Instructions to follow: Write out each line in which the string "Signal" is present.

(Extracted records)
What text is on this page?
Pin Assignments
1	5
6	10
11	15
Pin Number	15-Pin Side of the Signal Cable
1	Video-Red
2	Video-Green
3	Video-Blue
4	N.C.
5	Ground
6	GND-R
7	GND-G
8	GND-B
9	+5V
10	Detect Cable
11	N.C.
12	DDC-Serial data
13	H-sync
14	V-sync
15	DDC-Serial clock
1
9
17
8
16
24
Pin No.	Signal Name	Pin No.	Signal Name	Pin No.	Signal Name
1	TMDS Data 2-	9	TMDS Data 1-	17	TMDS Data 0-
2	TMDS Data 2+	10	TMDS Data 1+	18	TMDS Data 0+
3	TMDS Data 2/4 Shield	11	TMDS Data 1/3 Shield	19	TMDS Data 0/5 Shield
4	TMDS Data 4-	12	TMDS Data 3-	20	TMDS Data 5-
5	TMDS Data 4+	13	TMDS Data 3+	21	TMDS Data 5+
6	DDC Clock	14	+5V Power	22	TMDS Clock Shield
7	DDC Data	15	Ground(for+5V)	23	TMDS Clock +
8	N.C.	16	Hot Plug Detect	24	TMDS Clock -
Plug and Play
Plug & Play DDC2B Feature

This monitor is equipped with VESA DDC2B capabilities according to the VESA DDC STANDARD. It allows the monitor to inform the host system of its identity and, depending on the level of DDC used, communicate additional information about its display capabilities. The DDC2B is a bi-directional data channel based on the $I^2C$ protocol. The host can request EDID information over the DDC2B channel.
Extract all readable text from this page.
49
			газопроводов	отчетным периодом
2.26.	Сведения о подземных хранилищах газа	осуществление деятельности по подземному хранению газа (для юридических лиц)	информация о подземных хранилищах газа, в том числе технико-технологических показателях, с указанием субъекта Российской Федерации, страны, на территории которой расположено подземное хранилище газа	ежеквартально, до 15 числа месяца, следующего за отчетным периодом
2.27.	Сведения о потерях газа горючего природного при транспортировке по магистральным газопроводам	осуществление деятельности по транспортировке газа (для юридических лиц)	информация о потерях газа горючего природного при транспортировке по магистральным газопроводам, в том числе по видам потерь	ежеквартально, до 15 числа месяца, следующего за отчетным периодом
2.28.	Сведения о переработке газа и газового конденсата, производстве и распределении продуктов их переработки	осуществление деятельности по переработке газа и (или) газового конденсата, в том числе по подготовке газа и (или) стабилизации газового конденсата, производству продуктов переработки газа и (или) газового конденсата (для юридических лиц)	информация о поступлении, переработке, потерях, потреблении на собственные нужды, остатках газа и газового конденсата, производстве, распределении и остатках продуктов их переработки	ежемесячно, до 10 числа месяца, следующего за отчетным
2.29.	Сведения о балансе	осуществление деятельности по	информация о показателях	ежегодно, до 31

Exercise solution:
Pin Number	15-Pin Side of the Signal Cable
Pin No.	Signal Name	Pin No.	Signal Name	Pin No.	Signal Name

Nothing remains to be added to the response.